**SOURCE RECORDS:**
★ ★ ★

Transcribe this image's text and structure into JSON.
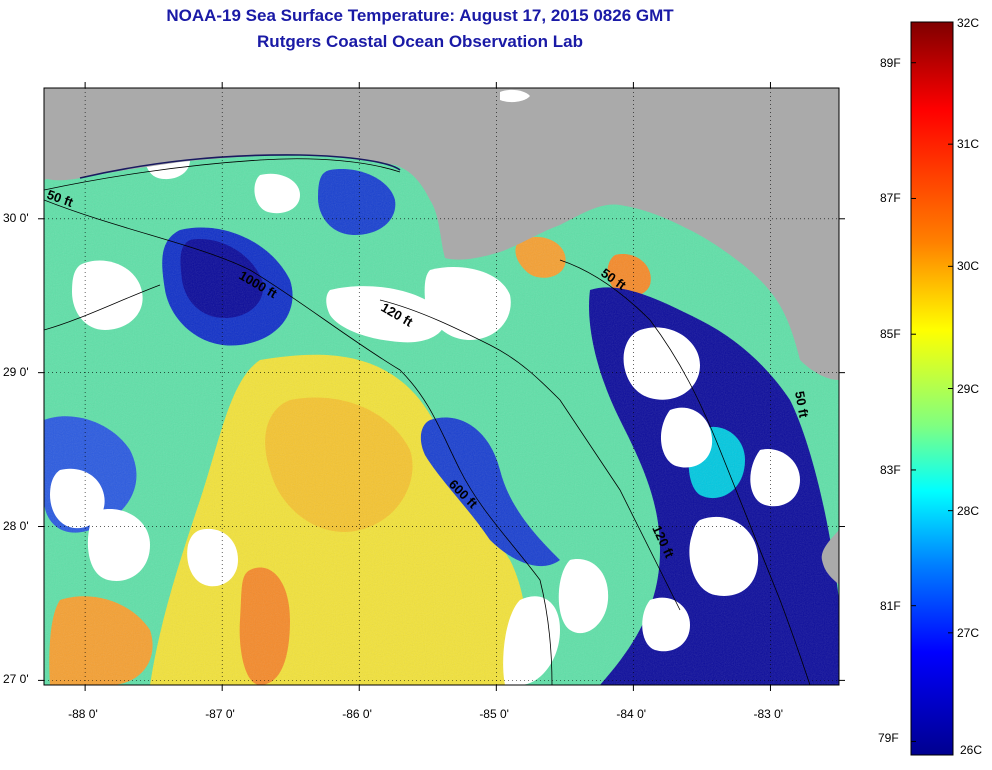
{
  "title": "NOAA-19 Sea Surface Temperature:  August 17, 2015 0826 GMT",
  "subtitle": "Rutgers Coastal Ocean Observation Lab",
  "map": {
    "lon_range": [
      -88.3,
      -82.5
    ],
    "lat_range": [
      26.97,
      30.85
    ],
    "lon_ticks": [
      {
        "value": -88,
        "label": "-88 0'"
      },
      {
        "value": -87,
        "label": "-87 0'"
      },
      {
        "value": -86,
        "label": "-86 0'"
      },
      {
        "value": -85,
        "label": "-85 0'"
      },
      {
        "value": -84,
        "label": "-84 0'"
      },
      {
        "value": -83,
        "label": "-83 0'"
      }
    ],
    "lat_ticks": [
      {
        "value": 30,
        "label": "30 0'"
      },
      {
        "value": 29,
        "label": "29 0'"
      },
      {
        "value": 28,
        "label": "28 0'"
      },
      {
        "value": 27,
        "label": "27 0'"
      }
    ],
    "contour_labels": [
      "50 ft",
      "1000 ft",
      "120 ft",
      "600 ft",
      "120 ft",
      "50 ft",
      "50 ft"
    ],
    "colors": {
      "land": "#aaaaaa",
      "cloud": "#ffffff"
    }
  },
  "colorbar": {
    "celsius_labels": [
      "32C",
      "31C",
      "30C",
      "29C",
      "28C",
      "27C",
      "26C"
    ],
    "fahrenheit_labels": [
      "89F",
      "87F",
      "85F",
      "83F",
      "81F",
      "79F"
    ],
    "range_c": [
      26,
      32
    ],
    "colors": [
      "#7f0000",
      "#ff0000",
      "#ff8000",
      "#ffff00",
      "#80ff80",
      "#00ffff",
      "#0080ff",
      "#0000ff",
      "#00008f"
    ]
  }
}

★ ★ ★

**STATED PROBLEM:** Find each line holding "value". Copy it out.

**WRITTEN SOLUTION:**
        "value": -88,
        "value": -87,
        "value": -86,
        "value": -85,
        "value": -84,
        "value": -83,
        "value": 30,
        "value": 29,
        "value": 28,
        "value": 27,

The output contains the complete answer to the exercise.